### Exercise goal:
Transcribe all of the records precisely as they are presented.

---------- Listed records

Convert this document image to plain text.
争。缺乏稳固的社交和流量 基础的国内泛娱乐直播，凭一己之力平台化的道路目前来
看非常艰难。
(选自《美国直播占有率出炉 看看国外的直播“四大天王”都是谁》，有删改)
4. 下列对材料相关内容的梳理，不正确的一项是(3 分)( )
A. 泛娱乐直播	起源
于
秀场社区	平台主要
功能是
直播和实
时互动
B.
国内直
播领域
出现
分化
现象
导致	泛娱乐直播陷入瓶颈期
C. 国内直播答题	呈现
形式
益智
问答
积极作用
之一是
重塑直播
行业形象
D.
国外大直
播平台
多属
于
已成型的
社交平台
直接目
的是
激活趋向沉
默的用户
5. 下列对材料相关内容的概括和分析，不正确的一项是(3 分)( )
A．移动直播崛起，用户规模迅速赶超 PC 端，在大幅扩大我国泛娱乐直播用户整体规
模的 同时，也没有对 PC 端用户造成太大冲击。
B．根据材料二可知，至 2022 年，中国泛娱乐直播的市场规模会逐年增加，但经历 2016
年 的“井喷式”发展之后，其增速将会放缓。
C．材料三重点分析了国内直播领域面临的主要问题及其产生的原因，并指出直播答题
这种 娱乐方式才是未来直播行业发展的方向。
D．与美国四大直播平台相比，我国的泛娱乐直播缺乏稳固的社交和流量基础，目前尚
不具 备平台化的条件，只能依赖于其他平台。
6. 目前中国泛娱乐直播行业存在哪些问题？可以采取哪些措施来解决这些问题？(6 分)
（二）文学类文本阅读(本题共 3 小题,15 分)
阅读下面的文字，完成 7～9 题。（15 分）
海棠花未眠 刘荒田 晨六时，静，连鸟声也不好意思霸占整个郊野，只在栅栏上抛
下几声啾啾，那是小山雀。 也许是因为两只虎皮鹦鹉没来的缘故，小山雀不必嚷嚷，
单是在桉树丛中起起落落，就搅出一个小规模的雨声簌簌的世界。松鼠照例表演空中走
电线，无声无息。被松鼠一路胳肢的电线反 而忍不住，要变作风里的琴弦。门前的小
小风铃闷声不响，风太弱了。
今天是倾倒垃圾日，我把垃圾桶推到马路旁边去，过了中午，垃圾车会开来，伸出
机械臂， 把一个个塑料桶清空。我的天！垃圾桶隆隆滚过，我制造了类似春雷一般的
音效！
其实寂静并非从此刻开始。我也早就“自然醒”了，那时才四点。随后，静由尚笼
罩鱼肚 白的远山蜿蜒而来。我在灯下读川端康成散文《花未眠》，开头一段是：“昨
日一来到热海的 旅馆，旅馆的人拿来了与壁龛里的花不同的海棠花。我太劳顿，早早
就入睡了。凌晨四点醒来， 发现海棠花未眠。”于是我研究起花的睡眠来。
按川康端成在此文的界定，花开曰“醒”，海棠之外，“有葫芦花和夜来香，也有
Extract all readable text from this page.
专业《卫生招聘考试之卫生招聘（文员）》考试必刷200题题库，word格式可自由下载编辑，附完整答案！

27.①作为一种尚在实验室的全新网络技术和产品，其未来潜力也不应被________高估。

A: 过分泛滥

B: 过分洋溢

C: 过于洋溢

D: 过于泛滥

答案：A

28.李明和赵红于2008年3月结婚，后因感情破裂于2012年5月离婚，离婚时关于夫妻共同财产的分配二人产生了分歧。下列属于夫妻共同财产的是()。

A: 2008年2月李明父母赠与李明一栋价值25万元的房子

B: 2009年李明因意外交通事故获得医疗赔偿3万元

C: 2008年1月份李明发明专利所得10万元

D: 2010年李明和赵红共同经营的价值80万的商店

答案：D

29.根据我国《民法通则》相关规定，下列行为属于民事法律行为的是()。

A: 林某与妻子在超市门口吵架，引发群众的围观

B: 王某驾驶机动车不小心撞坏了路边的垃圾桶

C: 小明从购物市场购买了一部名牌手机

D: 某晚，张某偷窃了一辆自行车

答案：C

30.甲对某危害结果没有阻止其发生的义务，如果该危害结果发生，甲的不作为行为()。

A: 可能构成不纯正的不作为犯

--------------------

### Full response:
Convert this document image to plain text.
争。缺乏稳固的社交和流量 基础的国内泛娱乐直播，凭一己之力平台化的道路目前来
看非常艰难。
(选自《美国直播占有率出炉 看看国外的直播“四大天王”都是谁》，有删改)
4. 下列对材料相关内容的梳理，不正确的一项是(3 分)( )
A. 泛娱乐直播	起源
于
秀场社区	平台主要
功能是
直播和实
时互动
B.
国内直
播领域
出现
分化
现象
导致	泛娱乐直播陷入瓶颈期
C. 国内直播答题	呈现
形式
益智
问答
积极作用
之一是
重塑直播
行业形象
D.
国外大直
播平台
多属
于
已成型的
社交平台
直接目
的是
激活趋向沉
默的用户
5. 下列对材料相关内容的概括和分析，不正确的一项是(3 分)( )
A．移动直播崛起，用户规模迅速赶超 PC 端，在大幅扩大我国泛娱乐直播用户整体规
模的 同时，也没有对 PC 端用户造成太大冲击。
B．根据材料二可知，至 2022 年，中国泛娱乐直播的市场规模会逐年增加，但经历 2016
年 的“井喷式”发展之后，其增速将会放缓。
C．材料三重点分析了国内直播领域面临的主要问题及其产生的原因，并指出直播答题
这种 娱乐方式才是未来直播行业发展的方向。
D．与美国四大直播平台相比，我国的泛娱乐直播缺乏稳固的社交和流量基础，目前尚
不具 备平台化的条件，只能依赖于其他平台。
6. 目前中国泛娱乐直播行业存在哪些问题？可以采取哪些措施来解决这些问题？(6 分)
（二）文学类文本阅读(本题共 3 小题,15 分)
阅读下面的文字，完成 7～9 题。（15 分）
海棠花未眠 刘荒田 晨六时，静，连鸟声也不好意思霸占整个郊野，只在栅栏上抛
下几声啾啾，那是小山雀。 也许是因为两只虎皮鹦鹉没来的缘故，小山雀不必嚷嚷，
单是在桉树丛中起起落落，就搅出一个小规模的雨声簌簌的世界。松鼠照例表演空中走
电线，无声无息。被松鼠一路胳肢的电线反 而忍不住，要变作风里的琴弦。门前的小
小风铃闷声不响，风太弱了。
今天是倾倒垃圾日，我把垃圾桶推到马路旁边去，过了中午，垃圾车会开来，伸出
机械臂， 把一个个塑料桶清空。我的天！垃圾桶隆隆滚过，我制造了类似春雷一般的
音效！
其实寂静并非从此刻开始。我也早就“自然醒”了，那时才四点。随后，静由尚笼
罩鱼肚 白的远山蜿蜒而来。我在灯下读川端康成散文《花未眠》，开头一段是：“昨
日一来到热海的 旅馆，旅馆的人拿来了与壁龛里的花不同的海棠花。我太劳顿，早早
就入睡了。凌晨四点醒来， 发现海棠花未眠。”于是我研究起花的睡眠来。
按川康端成在此文的界定，花开曰“醒”，海棠之外，“有葫芦花和夜来香，也有
Extract all readable text from this page.
专业《卫生招聘考试之卫生招聘（文员）》考试必刷200题题库，word格式可自由下载编辑，附完整答案！

27.①作为一种尚在实验室的全新网络技术和产品，其未来潜力也不应被________高估。

A: 过分泛滥

B: 过分洋溢

C: 过于洋溢

D: 过于泛滥

答案：A

28.李明和赵红于2008年3月结婚，后因感情破裂于2012年5月离婚，离婚时关于夫妻共同财产的分配二人产生了分歧。下列属于夫妻共同财产的是()。

A: 2008年2月李明父母赠与李明一栋价值25万元的房子

B: 2009年李明因意外交通事故获得医疗赔偿3万元

C: 2008年1月份李明发明专利所得10万元

D: 2010年李明和赵红共同经营的价值80万的商店

答案：D

29.根据我国《民法通则》相关规定，下列行为属于民事法律行为的是()。

A: 林某与妻子在超市门口吵架，引发群众的围观

B: 王某驾驶机动车不小心撞坏了路边的垃圾桶

C: 小明从购物市场购买了一部名牌手机

D: 某晚，张某偷窃了一辆自行车

答案：C

30.甲对某危害结果没有阻止其发生的义务，如果该危害结果发生，甲的不作为行为()。

A: 可能构成不纯正的不作为犯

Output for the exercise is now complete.